▸ Set problem
Write out the data again exactly, skipping every picture.

▸ Provided entries
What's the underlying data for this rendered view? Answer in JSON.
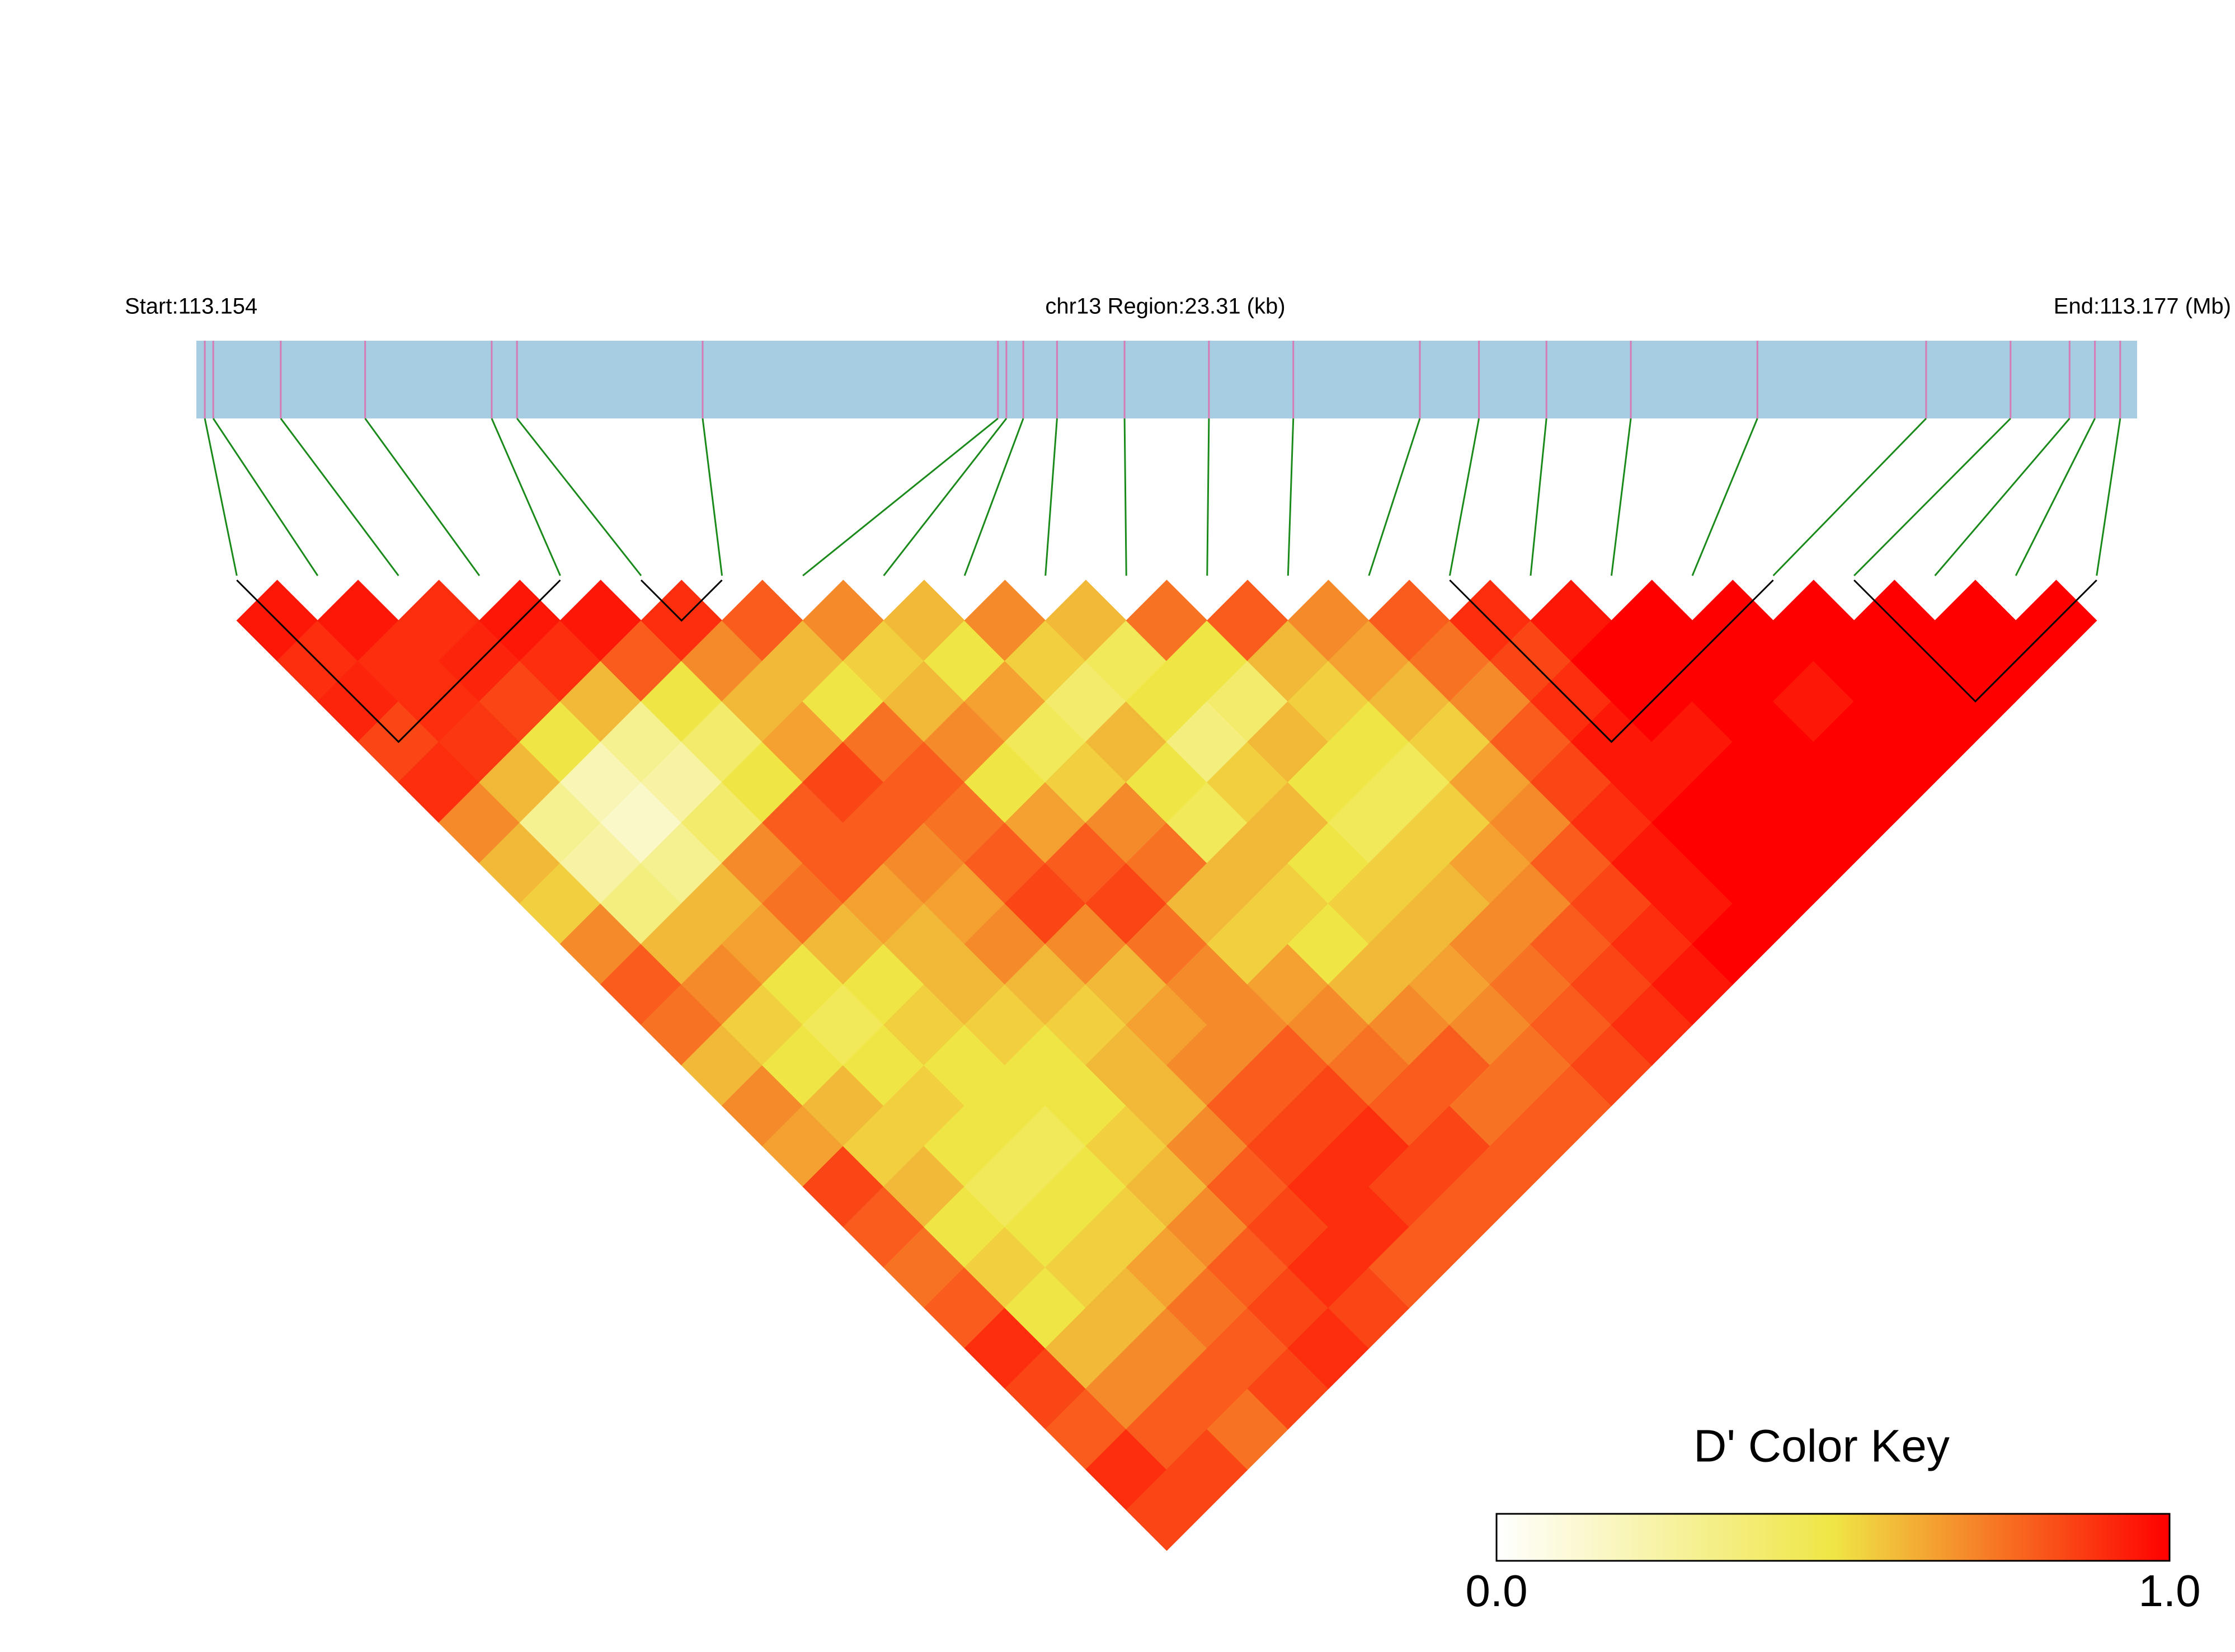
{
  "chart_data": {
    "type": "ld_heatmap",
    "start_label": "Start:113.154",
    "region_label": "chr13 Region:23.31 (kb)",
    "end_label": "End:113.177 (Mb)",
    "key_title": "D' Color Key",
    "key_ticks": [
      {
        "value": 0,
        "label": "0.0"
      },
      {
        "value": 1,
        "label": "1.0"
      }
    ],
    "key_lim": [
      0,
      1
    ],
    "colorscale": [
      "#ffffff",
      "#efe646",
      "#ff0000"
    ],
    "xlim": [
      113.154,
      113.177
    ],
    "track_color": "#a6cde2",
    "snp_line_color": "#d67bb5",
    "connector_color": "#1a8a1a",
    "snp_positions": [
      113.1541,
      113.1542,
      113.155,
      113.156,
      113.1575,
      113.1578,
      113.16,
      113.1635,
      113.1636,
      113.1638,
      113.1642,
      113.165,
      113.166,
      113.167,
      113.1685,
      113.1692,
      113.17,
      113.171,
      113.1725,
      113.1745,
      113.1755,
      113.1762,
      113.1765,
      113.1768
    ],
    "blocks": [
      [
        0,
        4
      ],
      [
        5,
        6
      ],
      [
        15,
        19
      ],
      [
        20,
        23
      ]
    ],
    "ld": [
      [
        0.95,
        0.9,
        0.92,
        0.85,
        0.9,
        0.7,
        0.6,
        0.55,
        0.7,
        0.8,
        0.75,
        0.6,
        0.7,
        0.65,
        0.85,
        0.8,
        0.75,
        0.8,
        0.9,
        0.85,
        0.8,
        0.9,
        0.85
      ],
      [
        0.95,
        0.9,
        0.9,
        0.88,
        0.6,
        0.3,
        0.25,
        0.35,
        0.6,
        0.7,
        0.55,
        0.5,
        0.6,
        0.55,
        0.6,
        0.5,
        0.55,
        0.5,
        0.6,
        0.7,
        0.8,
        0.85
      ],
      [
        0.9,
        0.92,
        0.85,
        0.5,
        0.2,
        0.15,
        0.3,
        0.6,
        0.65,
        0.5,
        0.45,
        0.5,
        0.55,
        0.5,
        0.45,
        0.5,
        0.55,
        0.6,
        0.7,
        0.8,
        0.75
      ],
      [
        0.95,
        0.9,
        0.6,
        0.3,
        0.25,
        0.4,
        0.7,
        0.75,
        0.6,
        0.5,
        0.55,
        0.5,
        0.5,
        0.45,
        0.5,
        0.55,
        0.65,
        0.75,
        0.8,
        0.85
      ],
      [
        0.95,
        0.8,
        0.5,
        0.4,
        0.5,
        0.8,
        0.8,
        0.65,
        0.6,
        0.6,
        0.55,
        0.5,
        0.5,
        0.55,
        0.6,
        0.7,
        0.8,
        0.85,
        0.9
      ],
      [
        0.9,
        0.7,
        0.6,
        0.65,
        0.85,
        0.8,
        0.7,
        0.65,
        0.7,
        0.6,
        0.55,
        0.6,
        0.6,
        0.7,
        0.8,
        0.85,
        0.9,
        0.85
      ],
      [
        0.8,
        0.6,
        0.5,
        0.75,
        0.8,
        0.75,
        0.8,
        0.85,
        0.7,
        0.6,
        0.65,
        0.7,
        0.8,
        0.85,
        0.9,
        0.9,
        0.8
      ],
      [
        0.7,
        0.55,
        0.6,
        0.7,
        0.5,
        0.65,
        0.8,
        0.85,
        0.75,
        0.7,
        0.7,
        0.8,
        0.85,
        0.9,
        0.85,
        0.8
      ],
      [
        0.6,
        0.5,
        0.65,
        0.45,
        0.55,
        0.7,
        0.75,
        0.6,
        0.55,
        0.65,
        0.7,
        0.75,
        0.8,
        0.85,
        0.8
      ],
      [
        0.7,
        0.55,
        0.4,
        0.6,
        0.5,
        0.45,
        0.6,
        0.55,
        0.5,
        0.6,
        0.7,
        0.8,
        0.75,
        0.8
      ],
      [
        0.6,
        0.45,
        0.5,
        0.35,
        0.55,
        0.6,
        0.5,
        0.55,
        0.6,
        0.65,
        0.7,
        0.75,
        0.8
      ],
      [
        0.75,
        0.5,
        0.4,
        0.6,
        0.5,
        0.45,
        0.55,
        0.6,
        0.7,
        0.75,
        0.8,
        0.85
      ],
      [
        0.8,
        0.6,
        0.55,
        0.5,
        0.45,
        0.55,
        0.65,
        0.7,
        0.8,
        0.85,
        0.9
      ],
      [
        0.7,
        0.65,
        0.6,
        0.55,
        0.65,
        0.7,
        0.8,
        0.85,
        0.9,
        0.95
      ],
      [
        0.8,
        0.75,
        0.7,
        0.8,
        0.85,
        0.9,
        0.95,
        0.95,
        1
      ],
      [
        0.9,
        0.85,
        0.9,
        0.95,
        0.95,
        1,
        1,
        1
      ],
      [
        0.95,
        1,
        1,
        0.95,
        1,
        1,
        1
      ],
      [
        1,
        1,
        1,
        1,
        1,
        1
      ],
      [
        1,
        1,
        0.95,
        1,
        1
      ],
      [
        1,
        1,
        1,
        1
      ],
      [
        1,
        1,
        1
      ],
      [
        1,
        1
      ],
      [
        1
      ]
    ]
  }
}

▸ Exercise response
What's the underlying data for this rendered view? Answer in JSON.
{
  "chart_data": {
    "type": "ld_heatmap",
    "start_label": "Start:113.154",
    "region_label": "chr13 Region:23.31 (kb)",
    "end_label": "End:113.177 (Mb)",
    "key_title": "D' Color Key",
    "key_ticks": [
      {
        "value": 0,
        "label": "0.0"
      },
      {
        "value": 1,
        "label": "1.0"
      }
    ],
    "key_lim": [
      0,
      1
    ],
    "colorscale": [
      "#ffffff",
      "#efe646",
      "#ff0000"
    ],
    "xlim": [
      113.154,
      113.177
    ],
    "track_color": "#a6cde2",
    "snp_line_color": "#d67bb5",
    "connector_color": "#1a8a1a",
    "snp_positions": [
      113.1541,
      113.1542,
      113.155,
      113.156,
      113.1575,
      113.1578,
      113.16,
      113.1635,
      113.1636,
      113.1638,
      113.1642,
      113.165,
      113.166,
      113.167,
      113.1685,
      113.1692,
      113.17,
      113.171,
      113.1725,
      113.1745,
      113.1755,
      113.1762,
      113.1765,
      113.1768
    ],
    "blocks": [
      [
        0,
        4
      ],
      [
        5,
        6
      ],
      [
        15,
        19
      ],
      [
        20,
        23
      ]
    ],
    "ld": [
      [
        0.95,
        0.9,
        0.92,
        0.85,
        0.9,
        0.7,
        0.6,
        0.55,
        0.7,
        0.8,
        0.75,
        0.6,
        0.7,
        0.65,
        0.85,
        0.8,
        0.75,
        0.8,
        0.9,
        0.85,
        0.8,
        0.9,
        0.85
      ],
      [
        0.95,
        0.9,
        0.9,
        0.88,
        0.6,
        0.3,
        0.25,
        0.35,
        0.6,
        0.7,
        0.55,
        0.5,
        0.6,
        0.55,
        0.6,
        0.5,
        0.55,
        0.5,
        0.6,
        0.7,
        0.8,
        0.85
      ],
      [
        0.9,
        0.92,
        0.85,
        0.5,
        0.2,
        0.15,
        0.3,
        0.6,
        0.65,
        0.5,
        0.45,
        0.5,
        0.55,
        0.5,
        0.45,
        0.5,
        0.55,
        0.6,
        0.7,
        0.8,
        0.75
      ],
      [
        0.95,
        0.9,
        0.6,
        0.3,
        0.25,
        0.4,
        0.7,
        0.75,
        0.6,
        0.5,
        0.55,
        0.5,
        0.5,
        0.45,
        0.5,
        0.55,
        0.65,
        0.75,
        0.8,
        0.85
      ],
      [
        0.95,
        0.8,
        0.5,
        0.4,
        0.5,
        0.8,
        0.8,
        0.65,
        0.6,
        0.6,
        0.55,
        0.5,
        0.5,
        0.55,
        0.6,
        0.7,
        0.8,
        0.85,
        0.9
      ],
      [
        0.9,
        0.7,
        0.6,
        0.65,
        0.85,
        0.8,
        0.7,
        0.65,
        0.7,
        0.6,
        0.55,
        0.6,
        0.6,
        0.7,
        0.8,
        0.85,
        0.9,
        0.85
      ],
      [
        0.8,
        0.6,
        0.5,
        0.75,
        0.8,
        0.75,
        0.8,
        0.85,
        0.7,
        0.6,
        0.65,
        0.7,
        0.8,
        0.85,
        0.9,
        0.9,
        0.8
      ],
      [
        0.7,
        0.55,
        0.6,
        0.7,
        0.5,
        0.65,
        0.8,
        0.85,
        0.75,
        0.7,
        0.7,
        0.8,
        0.85,
        0.9,
        0.85,
        0.8
      ],
      [
        0.6,
        0.5,
        0.65,
        0.45,
        0.55,
        0.7,
        0.75,
        0.6,
        0.55,
        0.65,
        0.7,
        0.75,
        0.8,
        0.85,
        0.8
      ],
      [
        0.7,
        0.55,
        0.4,
        0.6,
        0.5,
        0.45,
        0.6,
        0.55,
        0.5,
        0.6,
        0.7,
        0.8,
        0.75,
        0.8
      ],
      [
        0.6,
        0.45,
        0.5,
        0.35,
        0.55,
        0.6,
        0.5,
        0.55,
        0.6,
        0.65,
        0.7,
        0.75,
        0.8
      ],
      [
        0.75,
        0.5,
        0.4,
        0.6,
        0.5,
        0.45,
        0.55,
        0.6,
        0.7,
        0.75,
        0.8,
        0.85
      ],
      [
        0.8,
        0.6,
        0.55,
        0.5,
        0.45,
        0.55,
        0.65,
        0.7,
        0.8,
        0.85,
        0.9
      ],
      [
        0.7,
        0.65,
        0.6,
        0.55,
        0.65,
        0.7,
        0.8,
        0.85,
        0.9,
        0.95
      ],
      [
        0.8,
        0.75,
        0.7,
        0.8,
        0.85,
        0.9,
        0.95,
        0.95,
        1
      ],
      [
        0.9,
        0.85,
        0.9,
        0.95,
        0.95,
        1,
        1,
        1
      ],
      [
        0.95,
        1,
        1,
        0.95,
        1,
        1,
        1
      ],
      [
        1,
        1,
        1,
        1,
        1,
        1
      ],
      [
        1,
        1,
        0.95,
        1,
        1
      ],
      [
        1,
        1,
        1,
        1
      ],
      [
        1,
        1,
        1
      ],
      [
        1,
        1
      ],
      [
        1
      ]
    ]
  }
}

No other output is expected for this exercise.